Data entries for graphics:
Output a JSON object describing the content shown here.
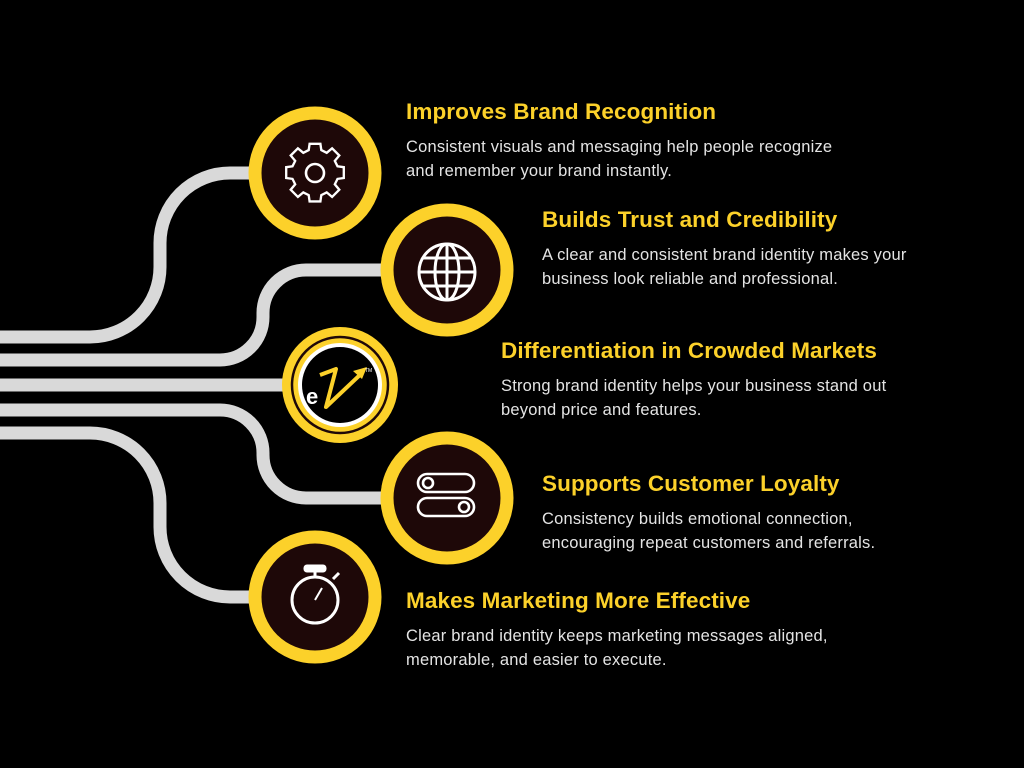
{
  "colors": {
    "accent": "#fcd12a",
    "connector": "#d9d9d9",
    "icon_bg": "#1e0808",
    "background": "#000000"
  },
  "logo": {
    "text": "eZ",
    "trademark": "TM"
  },
  "items": [
    {
      "icon": "gear-icon",
      "title": "Improves Brand Recognition",
      "desc_lines": [
        "Consistent visuals and messaging help people recognize",
        "and remember your brand instantly."
      ]
    },
    {
      "icon": "globe-icon",
      "title": "Builds Trust and Credibility",
      "desc_lines": [
        "A clear and consistent brand identity makes your",
        "business look reliable and professional."
      ]
    },
    {
      "icon": "logo-icon",
      "title": "Differentiation in Crowded Markets",
      "desc_lines": [
        "Strong brand identity helps your business stand out",
        "beyond price and features."
      ]
    },
    {
      "icon": "toggle-switches-icon",
      "title": "Supports Customer Loyalty",
      "desc_lines": [
        "Consistency builds emotional connection,",
        "encouraging repeat customers and referrals."
      ]
    },
    {
      "icon": "stopwatch-icon",
      "title": "Makes Marketing More Effective",
      "desc_lines": [
        "Clear brand identity keeps marketing messages aligned,",
        "memorable, and easier to execute."
      ]
    }
  ]
}
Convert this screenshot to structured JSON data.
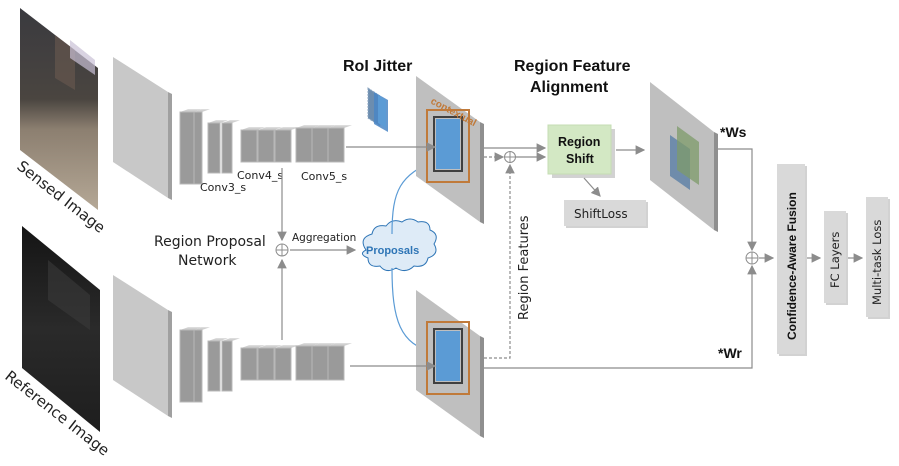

Prompt. Copy the records exactly as they appear, excluding images.

Written answer.
Output a JSON object describing the content shown here.
{
  "colors": {
    "accent": "#fcd12a",
    "connector": "#d9d9d9",
    "icon_bg": "#1e0808",
    "background": "#000000"
  },
  "logo": {
    "text": "eZ",
    "trademark": "TM"
  },
  "items": [
    {
      "icon": "gear-icon",
      "title": "Improves Brand Recognition",
      "desc_lines": [
        "Consistent visuals and messaging help people recognize",
        "and remember your brand instantly."
      ]
    },
    {
      "icon": "globe-icon",
      "title": "Builds Trust and Credibility",
      "desc_lines": [
        "A clear and consistent brand identity makes your",
        "business look reliable and professional."
      ]
    },
    {
      "icon": "logo-icon",
      "title": "Differentiation in Crowded Markets",
      "desc_lines": [
        "Strong brand identity helps your business stand out",
        "beyond price and features."
      ]
    },
    {
      "icon": "toggle-switches-icon",
      "title": "Supports Customer Loyalty",
      "desc_lines": [
        "Consistency builds emotional connection,",
        "encouraging repeat customers and referrals."
      ]
    },
    {
      "icon": "stopwatch-icon",
      "title": "Makes Marketing More Effective",
      "desc_lines": [
        "Clear brand identity keeps marketing messages aligned,",
        "memorable, and easier to execute."
      ]
    }
  ]
}
Convert this screenshot to structured JSON data.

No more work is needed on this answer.